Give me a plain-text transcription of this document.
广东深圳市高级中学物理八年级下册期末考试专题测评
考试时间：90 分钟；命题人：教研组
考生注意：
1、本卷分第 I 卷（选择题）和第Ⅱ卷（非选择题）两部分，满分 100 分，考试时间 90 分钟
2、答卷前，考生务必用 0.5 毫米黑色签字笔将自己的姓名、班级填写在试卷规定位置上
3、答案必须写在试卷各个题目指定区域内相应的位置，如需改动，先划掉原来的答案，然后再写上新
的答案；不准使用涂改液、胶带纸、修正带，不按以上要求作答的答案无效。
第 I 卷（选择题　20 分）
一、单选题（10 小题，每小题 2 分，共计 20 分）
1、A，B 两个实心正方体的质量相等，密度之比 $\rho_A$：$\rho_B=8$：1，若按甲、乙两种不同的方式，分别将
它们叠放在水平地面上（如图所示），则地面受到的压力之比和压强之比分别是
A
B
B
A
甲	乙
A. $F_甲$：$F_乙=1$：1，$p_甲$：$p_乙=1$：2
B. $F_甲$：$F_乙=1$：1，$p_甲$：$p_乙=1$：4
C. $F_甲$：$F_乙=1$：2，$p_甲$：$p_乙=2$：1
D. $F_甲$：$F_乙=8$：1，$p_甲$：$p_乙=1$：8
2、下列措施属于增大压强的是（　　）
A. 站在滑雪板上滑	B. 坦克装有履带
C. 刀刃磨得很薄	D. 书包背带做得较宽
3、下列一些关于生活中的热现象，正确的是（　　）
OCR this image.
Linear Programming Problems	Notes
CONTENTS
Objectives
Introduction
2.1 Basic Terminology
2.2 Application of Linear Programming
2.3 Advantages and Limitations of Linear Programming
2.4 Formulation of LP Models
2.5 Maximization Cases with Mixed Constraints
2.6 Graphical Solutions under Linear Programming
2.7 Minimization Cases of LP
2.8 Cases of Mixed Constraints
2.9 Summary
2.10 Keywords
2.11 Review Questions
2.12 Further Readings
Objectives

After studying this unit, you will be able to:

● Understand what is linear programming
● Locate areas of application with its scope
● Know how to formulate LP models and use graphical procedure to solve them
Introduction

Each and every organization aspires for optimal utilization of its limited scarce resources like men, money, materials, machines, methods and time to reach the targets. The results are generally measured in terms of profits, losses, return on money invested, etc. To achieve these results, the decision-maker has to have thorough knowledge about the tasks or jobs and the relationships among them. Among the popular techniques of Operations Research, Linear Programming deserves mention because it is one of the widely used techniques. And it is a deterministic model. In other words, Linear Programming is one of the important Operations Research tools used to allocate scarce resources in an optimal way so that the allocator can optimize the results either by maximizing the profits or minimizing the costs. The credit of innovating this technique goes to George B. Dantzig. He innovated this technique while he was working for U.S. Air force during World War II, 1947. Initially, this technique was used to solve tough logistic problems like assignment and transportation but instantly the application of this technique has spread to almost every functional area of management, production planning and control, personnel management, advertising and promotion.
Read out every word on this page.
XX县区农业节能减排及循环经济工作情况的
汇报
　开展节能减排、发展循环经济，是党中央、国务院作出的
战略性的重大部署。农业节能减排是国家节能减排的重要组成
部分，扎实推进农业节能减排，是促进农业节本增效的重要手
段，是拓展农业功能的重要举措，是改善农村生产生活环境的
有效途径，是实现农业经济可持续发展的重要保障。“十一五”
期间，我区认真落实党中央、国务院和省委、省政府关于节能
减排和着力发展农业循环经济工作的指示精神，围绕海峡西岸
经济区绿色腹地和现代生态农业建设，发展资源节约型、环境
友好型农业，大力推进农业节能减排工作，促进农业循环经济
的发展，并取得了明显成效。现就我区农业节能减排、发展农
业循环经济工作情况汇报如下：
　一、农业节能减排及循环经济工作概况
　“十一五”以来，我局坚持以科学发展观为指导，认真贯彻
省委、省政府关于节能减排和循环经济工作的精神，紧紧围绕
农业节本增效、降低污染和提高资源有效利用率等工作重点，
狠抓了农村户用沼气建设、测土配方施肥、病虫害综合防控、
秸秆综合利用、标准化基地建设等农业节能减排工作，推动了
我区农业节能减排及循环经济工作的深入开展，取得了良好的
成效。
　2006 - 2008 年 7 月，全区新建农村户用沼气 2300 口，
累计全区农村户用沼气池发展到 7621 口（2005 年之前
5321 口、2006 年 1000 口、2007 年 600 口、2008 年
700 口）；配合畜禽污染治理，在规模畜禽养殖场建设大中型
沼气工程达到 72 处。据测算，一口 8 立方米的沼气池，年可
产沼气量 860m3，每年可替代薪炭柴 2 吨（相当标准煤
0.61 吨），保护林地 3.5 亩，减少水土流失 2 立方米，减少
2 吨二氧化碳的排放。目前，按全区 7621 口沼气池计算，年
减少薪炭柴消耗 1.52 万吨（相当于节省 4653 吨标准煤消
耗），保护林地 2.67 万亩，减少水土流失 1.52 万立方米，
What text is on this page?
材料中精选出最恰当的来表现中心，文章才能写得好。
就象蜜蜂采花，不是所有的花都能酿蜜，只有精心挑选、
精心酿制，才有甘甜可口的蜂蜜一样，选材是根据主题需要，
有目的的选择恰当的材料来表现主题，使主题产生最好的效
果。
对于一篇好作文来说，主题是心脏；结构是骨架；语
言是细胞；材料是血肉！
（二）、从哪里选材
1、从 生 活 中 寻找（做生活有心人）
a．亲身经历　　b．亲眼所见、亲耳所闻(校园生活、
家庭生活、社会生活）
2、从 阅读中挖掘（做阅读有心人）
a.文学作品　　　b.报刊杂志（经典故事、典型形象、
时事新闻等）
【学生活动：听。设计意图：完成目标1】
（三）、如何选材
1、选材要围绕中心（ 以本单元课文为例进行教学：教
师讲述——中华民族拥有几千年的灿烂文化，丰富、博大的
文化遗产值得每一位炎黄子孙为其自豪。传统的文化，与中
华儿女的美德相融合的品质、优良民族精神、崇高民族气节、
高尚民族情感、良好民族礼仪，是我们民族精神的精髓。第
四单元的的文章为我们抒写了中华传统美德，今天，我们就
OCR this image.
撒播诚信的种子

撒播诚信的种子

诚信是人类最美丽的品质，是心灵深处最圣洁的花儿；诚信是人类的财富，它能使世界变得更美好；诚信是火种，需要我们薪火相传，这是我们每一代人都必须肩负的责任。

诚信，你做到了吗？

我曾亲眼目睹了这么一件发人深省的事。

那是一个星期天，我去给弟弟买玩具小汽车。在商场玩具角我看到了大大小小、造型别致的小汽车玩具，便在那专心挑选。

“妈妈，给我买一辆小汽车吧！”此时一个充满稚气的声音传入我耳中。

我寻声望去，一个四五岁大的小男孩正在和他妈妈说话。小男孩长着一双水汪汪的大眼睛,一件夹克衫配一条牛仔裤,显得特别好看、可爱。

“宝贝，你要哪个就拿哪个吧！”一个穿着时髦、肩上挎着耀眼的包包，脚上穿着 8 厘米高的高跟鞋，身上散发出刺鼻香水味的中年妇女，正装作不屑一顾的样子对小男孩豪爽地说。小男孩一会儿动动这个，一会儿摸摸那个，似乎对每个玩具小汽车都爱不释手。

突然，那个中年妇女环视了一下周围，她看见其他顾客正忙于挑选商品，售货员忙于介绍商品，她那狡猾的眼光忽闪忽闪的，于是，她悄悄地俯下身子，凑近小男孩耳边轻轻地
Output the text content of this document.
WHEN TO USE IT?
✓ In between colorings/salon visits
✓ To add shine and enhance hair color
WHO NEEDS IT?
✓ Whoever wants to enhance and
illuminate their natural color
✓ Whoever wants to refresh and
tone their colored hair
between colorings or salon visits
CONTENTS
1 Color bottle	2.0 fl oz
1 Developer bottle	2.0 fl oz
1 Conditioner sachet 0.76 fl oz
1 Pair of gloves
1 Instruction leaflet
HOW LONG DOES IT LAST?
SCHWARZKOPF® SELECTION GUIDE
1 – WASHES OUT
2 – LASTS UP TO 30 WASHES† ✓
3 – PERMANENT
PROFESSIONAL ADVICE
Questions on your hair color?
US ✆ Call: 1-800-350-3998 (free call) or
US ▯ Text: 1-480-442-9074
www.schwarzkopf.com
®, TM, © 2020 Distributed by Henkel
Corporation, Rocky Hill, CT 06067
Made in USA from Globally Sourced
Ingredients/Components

-------

▶ Exercise aim: How many lines in the listing contain "colorings"? Answer with the number alone.

▶ Answer to this problem: 2